START DATA

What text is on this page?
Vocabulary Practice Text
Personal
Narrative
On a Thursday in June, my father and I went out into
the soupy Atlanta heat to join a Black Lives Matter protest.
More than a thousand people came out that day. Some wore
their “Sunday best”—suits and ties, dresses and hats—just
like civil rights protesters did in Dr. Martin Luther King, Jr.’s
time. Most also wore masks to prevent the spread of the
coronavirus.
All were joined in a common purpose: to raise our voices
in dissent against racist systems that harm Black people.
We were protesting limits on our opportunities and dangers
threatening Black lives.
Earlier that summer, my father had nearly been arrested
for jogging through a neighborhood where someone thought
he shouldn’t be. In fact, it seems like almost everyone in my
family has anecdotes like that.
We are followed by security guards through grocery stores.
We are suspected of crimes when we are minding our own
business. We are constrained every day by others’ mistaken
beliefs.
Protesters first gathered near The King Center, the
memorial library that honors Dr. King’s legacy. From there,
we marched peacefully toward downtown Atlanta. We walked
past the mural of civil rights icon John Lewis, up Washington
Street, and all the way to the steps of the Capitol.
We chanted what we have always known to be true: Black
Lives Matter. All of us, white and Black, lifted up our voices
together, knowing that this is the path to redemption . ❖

END DATA
START DATA

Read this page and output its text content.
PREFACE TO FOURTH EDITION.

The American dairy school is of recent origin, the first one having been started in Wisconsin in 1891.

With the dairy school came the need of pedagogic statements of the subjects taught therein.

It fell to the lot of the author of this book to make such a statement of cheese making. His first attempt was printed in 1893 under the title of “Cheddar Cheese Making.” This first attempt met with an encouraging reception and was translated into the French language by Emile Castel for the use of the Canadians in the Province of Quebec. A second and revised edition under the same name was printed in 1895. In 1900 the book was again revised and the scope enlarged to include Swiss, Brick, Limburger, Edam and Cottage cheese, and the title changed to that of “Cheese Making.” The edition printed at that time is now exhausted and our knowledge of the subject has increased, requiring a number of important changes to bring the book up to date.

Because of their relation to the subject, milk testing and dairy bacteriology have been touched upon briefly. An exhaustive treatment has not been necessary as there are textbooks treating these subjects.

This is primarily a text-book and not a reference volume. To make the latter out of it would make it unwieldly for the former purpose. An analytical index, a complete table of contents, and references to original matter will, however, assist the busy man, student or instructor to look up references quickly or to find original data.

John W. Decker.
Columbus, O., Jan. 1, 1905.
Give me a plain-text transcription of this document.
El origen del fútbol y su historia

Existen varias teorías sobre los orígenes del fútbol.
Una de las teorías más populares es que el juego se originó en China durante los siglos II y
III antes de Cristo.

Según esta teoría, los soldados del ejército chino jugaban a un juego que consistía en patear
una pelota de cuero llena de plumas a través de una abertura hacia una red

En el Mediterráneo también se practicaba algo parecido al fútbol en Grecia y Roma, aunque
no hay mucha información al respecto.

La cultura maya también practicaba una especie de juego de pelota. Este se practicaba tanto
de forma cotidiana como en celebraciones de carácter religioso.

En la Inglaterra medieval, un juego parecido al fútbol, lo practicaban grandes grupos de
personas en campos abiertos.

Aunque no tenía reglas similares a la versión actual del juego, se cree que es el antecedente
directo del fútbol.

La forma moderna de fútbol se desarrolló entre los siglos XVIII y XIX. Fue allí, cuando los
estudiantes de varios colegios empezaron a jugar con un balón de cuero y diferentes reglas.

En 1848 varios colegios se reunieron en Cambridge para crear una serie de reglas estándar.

END DATA

> _EXERCISE INSTRUCTIONS_
In the records above, find each line that mentions the word "father", and copy it.

> _OUTPUT FOR THIS EXERCISE_
On a Thursday in June, my father and I went out into
Earlier that summer, my father had nearly been arrested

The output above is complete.